→ **Work instructions**:
In the listing that follows, count the lines holding the word "title" and report only that number.

* start *

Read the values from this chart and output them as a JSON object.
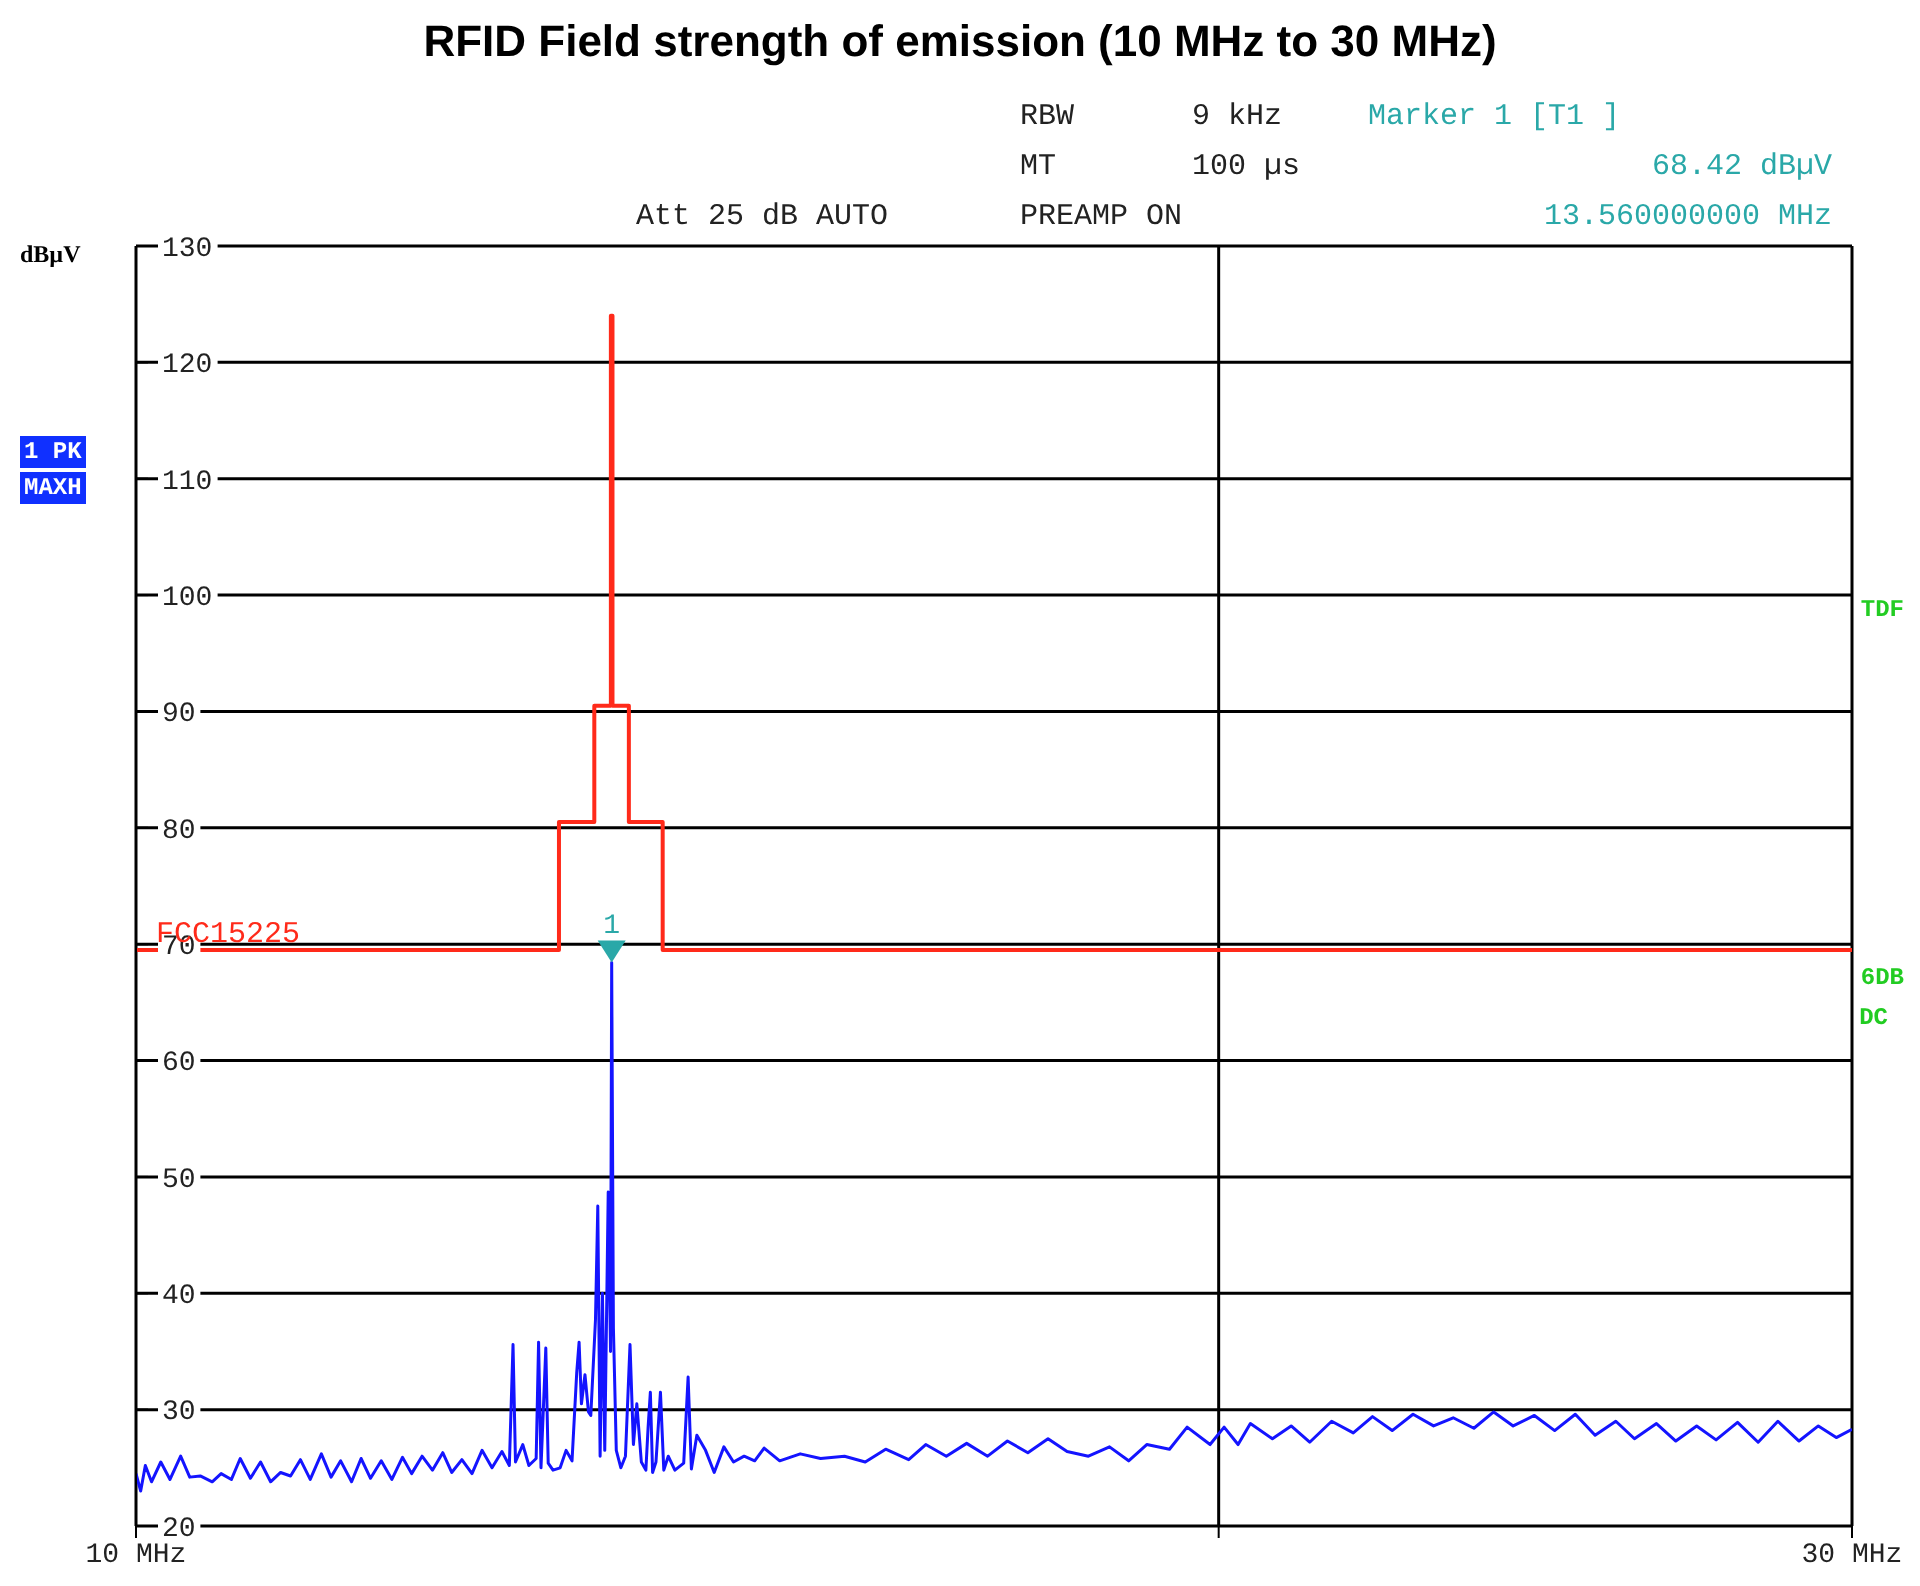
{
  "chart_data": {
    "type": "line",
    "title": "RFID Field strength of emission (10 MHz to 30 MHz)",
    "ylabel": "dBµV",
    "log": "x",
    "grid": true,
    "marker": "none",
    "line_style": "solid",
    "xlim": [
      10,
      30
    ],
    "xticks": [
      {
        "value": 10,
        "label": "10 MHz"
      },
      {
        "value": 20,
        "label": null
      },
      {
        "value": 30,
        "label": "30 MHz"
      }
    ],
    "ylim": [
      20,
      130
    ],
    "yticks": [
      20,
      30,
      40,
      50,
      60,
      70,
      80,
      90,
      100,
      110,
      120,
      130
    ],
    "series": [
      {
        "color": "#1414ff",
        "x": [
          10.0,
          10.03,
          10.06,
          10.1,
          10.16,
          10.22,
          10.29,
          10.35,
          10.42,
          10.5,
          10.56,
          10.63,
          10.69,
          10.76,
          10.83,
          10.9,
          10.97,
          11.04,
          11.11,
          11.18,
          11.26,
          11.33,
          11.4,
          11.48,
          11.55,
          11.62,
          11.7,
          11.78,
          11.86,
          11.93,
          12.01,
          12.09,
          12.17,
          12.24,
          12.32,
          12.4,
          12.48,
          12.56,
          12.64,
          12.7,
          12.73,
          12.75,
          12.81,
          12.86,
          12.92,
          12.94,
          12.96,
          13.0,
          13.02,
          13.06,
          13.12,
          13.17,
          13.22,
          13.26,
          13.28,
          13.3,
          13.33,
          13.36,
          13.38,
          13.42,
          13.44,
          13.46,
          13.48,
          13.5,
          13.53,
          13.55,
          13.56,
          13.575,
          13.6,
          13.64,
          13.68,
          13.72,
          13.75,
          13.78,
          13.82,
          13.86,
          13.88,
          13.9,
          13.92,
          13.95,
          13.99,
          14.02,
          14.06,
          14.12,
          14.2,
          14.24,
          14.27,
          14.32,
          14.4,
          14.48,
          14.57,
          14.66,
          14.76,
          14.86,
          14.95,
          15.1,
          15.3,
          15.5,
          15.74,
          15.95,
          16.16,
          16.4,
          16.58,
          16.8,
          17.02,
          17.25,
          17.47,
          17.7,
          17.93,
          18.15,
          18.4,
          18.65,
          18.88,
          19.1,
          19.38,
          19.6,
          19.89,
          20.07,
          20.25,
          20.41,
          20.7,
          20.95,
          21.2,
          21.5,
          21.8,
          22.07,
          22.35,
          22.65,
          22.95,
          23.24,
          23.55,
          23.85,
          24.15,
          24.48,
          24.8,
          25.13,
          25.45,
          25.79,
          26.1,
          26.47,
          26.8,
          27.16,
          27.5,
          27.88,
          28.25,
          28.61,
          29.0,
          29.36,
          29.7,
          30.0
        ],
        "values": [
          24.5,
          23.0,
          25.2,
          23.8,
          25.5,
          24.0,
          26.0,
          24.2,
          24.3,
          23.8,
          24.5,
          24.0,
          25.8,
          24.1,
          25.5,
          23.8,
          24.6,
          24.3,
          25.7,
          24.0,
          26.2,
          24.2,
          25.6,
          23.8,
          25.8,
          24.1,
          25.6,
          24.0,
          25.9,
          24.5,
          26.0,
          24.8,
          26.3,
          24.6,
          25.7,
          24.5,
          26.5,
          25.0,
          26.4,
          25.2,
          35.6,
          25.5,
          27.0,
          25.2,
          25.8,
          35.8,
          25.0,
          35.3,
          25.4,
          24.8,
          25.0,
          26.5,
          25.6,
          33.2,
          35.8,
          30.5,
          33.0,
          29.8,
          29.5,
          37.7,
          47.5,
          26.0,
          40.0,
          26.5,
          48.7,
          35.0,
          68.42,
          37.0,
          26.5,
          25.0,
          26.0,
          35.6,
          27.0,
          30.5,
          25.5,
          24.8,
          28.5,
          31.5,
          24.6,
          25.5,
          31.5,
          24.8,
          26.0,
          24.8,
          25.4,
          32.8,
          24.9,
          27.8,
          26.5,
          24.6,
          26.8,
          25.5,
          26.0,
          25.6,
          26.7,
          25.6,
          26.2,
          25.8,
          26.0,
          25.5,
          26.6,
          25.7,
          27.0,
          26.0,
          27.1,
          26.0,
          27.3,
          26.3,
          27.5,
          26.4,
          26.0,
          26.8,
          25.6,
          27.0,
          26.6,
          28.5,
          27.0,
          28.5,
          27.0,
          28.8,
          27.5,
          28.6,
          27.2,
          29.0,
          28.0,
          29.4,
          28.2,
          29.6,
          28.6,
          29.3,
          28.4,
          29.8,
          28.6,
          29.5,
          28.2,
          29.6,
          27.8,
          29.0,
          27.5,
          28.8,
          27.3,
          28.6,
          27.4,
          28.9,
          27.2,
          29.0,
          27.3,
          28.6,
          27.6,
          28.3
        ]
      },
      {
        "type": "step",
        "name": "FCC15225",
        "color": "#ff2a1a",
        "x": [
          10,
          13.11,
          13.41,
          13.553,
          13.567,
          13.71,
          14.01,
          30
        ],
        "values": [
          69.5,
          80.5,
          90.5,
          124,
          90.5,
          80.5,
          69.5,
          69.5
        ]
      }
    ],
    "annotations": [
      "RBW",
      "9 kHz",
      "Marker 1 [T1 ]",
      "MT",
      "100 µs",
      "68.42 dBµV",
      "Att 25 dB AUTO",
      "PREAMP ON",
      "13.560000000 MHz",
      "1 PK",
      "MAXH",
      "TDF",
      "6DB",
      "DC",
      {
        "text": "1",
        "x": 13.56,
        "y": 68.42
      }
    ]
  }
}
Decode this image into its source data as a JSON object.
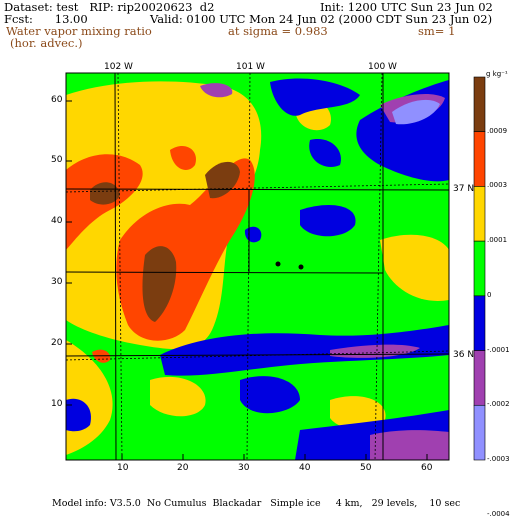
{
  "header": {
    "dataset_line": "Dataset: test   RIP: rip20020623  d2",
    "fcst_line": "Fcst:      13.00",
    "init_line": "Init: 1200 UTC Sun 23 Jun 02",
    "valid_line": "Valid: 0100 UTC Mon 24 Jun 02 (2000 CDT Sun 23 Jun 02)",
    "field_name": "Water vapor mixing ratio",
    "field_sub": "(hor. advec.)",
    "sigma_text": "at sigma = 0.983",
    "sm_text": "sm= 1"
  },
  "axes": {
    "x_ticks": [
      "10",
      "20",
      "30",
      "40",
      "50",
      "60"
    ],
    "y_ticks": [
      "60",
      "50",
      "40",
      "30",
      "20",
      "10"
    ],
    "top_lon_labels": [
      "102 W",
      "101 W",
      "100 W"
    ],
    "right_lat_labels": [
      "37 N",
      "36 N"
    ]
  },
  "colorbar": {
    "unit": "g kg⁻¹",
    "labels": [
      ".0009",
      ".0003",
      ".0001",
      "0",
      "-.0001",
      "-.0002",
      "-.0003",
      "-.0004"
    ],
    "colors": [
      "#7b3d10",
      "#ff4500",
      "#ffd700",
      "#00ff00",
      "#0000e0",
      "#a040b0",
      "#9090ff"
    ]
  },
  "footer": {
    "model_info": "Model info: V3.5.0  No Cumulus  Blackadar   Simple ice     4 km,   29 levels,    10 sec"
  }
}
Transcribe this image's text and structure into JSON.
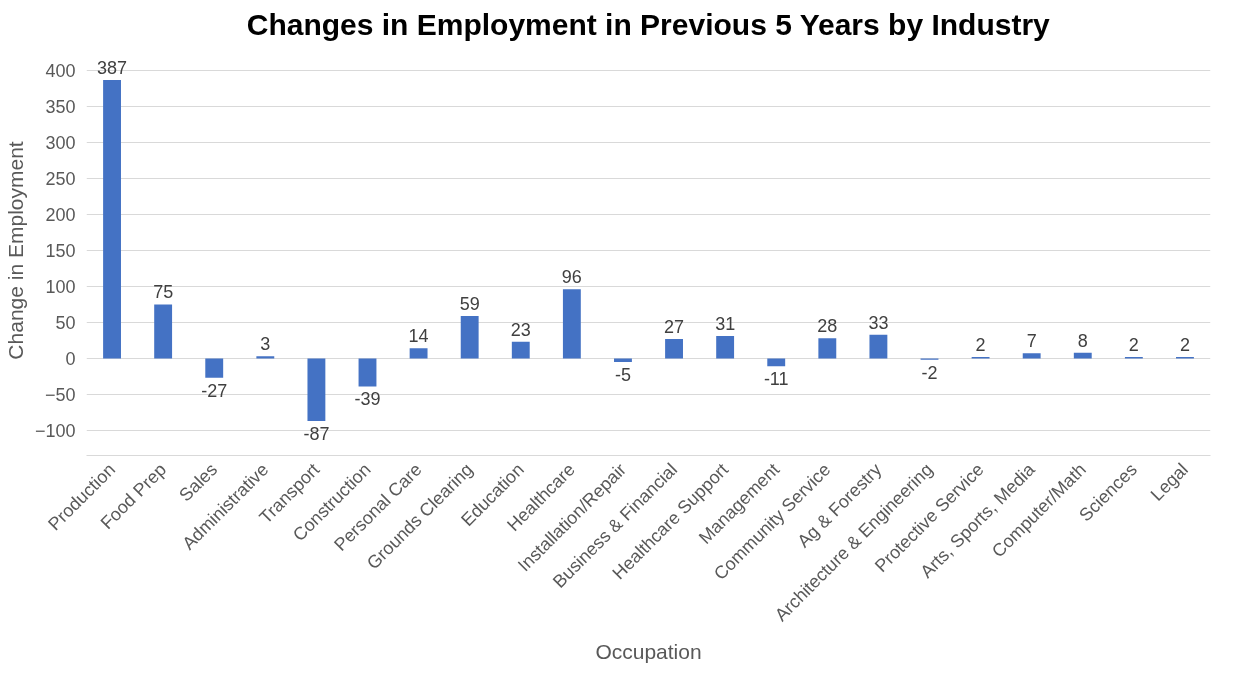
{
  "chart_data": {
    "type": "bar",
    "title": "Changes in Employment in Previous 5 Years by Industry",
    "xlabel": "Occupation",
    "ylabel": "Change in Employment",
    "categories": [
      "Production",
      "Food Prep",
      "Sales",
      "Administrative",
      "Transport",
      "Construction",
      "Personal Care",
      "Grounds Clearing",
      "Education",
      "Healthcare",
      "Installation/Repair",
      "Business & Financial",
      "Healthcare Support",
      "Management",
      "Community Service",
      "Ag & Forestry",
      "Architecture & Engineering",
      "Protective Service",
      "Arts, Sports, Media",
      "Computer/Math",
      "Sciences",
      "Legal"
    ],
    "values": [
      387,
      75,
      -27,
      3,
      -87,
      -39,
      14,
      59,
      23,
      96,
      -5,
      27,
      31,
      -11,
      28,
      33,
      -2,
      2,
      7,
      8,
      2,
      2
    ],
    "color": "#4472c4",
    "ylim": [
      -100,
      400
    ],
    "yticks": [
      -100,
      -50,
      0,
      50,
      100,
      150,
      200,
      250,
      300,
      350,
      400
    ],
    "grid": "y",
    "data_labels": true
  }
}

* end *

→ **Complete answer**:
2